● Stated problem: Print the data exactly as it is given, please.

● Data excerpts:
______________________________

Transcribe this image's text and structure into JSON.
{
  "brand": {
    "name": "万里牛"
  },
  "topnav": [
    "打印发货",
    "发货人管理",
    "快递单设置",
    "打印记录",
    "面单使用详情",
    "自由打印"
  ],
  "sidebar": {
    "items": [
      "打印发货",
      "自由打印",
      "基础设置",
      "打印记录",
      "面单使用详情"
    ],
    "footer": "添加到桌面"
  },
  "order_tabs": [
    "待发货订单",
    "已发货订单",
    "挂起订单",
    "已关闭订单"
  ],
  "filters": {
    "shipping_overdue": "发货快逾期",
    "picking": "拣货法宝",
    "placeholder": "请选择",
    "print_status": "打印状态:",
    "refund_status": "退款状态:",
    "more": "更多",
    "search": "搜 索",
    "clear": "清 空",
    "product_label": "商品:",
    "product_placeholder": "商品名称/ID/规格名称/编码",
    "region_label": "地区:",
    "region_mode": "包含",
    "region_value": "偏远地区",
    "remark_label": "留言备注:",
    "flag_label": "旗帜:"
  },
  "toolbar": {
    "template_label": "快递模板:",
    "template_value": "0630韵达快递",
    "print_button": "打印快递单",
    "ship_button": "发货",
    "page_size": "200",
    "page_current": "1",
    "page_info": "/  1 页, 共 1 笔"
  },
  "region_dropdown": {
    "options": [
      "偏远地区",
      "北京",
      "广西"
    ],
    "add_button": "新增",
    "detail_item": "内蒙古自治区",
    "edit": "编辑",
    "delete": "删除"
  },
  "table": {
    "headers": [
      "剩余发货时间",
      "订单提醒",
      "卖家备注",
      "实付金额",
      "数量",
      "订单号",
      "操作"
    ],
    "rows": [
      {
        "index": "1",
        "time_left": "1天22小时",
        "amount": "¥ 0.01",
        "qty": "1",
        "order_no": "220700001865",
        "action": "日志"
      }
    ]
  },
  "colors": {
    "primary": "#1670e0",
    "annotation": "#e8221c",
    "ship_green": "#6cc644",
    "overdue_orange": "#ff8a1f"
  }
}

______________________________

● Correct result:
Transcribe this image's text and structure into JSON.
{
  "brand": {
    "name": "万里牛"
  },
  "topnav": [
    "打印发货",
    "发货人管理",
    "快递单设置",
    "打印记录",
    "面单使用详情",
    "自由打印"
  ],
  "sidebar": {
    "items": [
      "打印发货",
      "自由打印",
      "基础设置",
      "打印记录",
      "面单使用详情"
    ],
    "footer": "添加到桌面"
  },
  "order_tabs": [
    "待发货订单",
    "已发货订单",
    "挂起订单",
    "已关闭订单"
  ],
  "filters": {
    "shipping_overdue": "发货快逾期",
    "picking": "拣货法宝",
    "placeholder": "请选择",
    "print_status": "打印状态:",
    "refund_status": "退款状态:",
    "more": "更多",
    "search": "搜 索",
    "clear": "清 空",
    "product_label": "商品:",
    "product_placeholder": "商品名称/ID/规格名称/编码",
    "region_label": "地区:",
    "region_mode": "包含",
    "region_value": "偏远地区",
    "remark_label": "留言备注:",
    "flag_label": "旗帜:"
  },
  "toolbar": {
    "template_label": "快递模板:",
    "template_value": "0630韵达快递",
    "print_button": "打印快递单",
    "ship_button": "发货",
    "page_size": "200",
    "page_current": "1",
    "page_info": "/  1 页, 共 1 笔"
  },
  "region_dropdown": {
    "options": [
      "偏远地区",
      "北京",
      "广西"
    ],
    "add_button": "新增",
    "detail_item": "内蒙古自治区",
    "edit": "编辑",
    "delete": "删除"
  },
  "table": {
    "headers": [
      "剩余发货时间",
      "订单提醒",
      "卖家备注",
      "实付金额",
      "数量",
      "订单号",
      "操作"
    ],
    "rows": [
      {
        "index": "1",
        "time_left": "1天22小时",
        "amount": "¥ 0.01",
        "qty": "1",
        "order_no": "220700001865",
        "action": "日志"
      }
    ]
  },
  "colors": {
    "primary": "#1670e0",
    "annotation": "#e8221c",
    "ship_green": "#6cc644",
    "overdue_orange": "#ff8a1f"
  }
}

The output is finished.